** Start INFORMATION GIVEN **

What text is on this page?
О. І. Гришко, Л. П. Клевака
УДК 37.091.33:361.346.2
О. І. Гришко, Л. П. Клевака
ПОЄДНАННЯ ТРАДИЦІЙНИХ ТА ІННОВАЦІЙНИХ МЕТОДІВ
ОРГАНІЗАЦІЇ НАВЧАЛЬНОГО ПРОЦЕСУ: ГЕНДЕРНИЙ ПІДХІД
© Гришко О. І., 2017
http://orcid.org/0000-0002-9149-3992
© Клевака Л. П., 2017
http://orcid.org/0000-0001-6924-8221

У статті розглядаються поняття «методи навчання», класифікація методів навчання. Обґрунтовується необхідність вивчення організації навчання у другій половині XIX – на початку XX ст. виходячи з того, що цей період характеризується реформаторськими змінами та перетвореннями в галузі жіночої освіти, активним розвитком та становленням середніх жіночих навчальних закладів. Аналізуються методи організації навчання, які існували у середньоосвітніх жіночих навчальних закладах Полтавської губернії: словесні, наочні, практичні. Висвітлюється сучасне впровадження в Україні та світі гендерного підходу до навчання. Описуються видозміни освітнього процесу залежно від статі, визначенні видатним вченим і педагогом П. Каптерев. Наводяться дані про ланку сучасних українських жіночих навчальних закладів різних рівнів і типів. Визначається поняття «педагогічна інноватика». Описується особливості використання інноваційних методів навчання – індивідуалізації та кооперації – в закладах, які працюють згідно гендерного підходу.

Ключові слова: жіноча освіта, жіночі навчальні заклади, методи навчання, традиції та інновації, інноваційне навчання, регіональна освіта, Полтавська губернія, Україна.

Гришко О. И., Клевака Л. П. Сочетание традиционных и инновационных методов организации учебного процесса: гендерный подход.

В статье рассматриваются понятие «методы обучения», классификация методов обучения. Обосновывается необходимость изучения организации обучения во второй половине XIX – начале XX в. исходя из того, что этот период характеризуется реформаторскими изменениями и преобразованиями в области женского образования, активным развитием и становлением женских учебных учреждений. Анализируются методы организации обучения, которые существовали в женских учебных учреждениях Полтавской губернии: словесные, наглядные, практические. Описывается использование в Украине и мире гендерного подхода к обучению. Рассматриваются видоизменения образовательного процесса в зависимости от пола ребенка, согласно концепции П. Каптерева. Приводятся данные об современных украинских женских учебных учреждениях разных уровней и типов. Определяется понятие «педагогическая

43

** End INFORMATION GIVEN **
** Start INFORMATION GIVEN **

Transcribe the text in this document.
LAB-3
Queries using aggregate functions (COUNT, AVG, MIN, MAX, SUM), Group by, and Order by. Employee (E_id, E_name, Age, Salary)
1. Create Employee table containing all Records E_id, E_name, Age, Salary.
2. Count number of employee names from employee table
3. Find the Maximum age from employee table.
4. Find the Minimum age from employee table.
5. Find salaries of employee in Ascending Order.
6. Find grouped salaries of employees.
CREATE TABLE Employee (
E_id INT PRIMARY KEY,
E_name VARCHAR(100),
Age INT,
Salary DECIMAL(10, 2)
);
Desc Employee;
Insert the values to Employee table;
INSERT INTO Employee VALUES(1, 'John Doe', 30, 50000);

** End INFORMATION GIVEN **

Looking at the data above, show all lines where the word "Клевака" occurs.

### EXERCISE ANSWER:
О. І. Гришко, Л. П. Клевака
О. І. Гришко, Л. П. Клевака
© Клевака Л. П., 2017
Гришко О. И., Клевака Л. П. Сочетание традиционных и инновационных методов организации учебного процесса: гендерный подход.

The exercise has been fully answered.